> GOAL
All records below must be retyped exactly.

> Dataset items
* * * * *

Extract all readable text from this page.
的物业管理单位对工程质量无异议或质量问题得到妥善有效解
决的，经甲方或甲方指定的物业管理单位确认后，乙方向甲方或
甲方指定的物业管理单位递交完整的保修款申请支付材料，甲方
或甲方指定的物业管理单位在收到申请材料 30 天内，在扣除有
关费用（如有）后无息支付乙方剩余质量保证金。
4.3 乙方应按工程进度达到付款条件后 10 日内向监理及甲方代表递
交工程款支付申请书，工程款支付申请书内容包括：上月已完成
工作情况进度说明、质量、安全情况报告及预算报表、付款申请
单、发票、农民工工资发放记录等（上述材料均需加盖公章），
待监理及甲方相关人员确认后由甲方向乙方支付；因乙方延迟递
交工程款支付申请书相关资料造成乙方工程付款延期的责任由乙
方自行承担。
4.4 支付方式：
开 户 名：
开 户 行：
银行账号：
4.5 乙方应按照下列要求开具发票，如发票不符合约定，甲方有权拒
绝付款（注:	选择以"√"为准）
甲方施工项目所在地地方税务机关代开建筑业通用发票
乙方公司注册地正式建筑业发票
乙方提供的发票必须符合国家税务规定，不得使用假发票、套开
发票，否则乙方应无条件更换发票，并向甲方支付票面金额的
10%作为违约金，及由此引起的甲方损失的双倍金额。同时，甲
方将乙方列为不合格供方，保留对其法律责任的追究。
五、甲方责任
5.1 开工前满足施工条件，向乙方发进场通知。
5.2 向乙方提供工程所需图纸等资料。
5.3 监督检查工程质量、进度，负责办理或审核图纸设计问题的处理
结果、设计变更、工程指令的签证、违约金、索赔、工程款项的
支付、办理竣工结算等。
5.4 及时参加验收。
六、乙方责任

* * * * *

> SOLUTION FOR THIS TASK
Extract all readable text from this page.
的物业管理单位对工程质量无异议或质量问题得到妥善有效解
决的，经甲方或甲方指定的物业管理单位确认后，乙方向甲方或
甲方指定的物业管理单位递交完整的保修款申请支付材料，甲方
或甲方指定的物业管理单位在收到申请材料 30 天内，在扣除有
关费用（如有）后无息支付乙方剩余质量保证金。
4.3 乙方应按工程进度达到付款条件后 10 日内向监理及甲方代表递
交工程款支付申请书，工程款支付申请书内容包括：上月已完成
工作情况进度说明、质量、安全情况报告及预算报表、付款申请
单、发票、农民工工资发放记录等（上述材料均需加盖公章），
待监理及甲方相关人员确认后由甲方向乙方支付；因乙方延迟递
交工程款支付申请书相关资料造成乙方工程付款延期的责任由乙
方自行承担。
4.4 支付方式：
开 户 名：
开 户 行：
银行账号：
4.5 乙方应按照下列要求开具发票，如发票不符合约定，甲方有权拒
绝付款（注:	选择以"√"为准）
甲方施工项目所在地地方税务机关代开建筑业通用发票
乙方公司注册地正式建筑业发票
乙方提供的发票必须符合国家税务规定，不得使用假发票、套开
发票，否则乙方应无条件更换发票，并向甲方支付票面金额的
10%作为违约金，及由此引起的甲方损失的双倍金额。同时，甲
方将乙方列为不合格供方，保留对其法律责任的追究。
五、甲方责任
5.1 开工前满足施工条件，向乙方发进场通知。
5.2 向乙方提供工程所需图纸等资料。
5.3 监督检查工程质量、进度，负责办理或审核图纸设计问题的处理
结果、设计变更、工程指令的签证、违约金、索赔、工程款项的
支付、办理竣工结算等。
5.4 及时参加验收。
六、乙方责任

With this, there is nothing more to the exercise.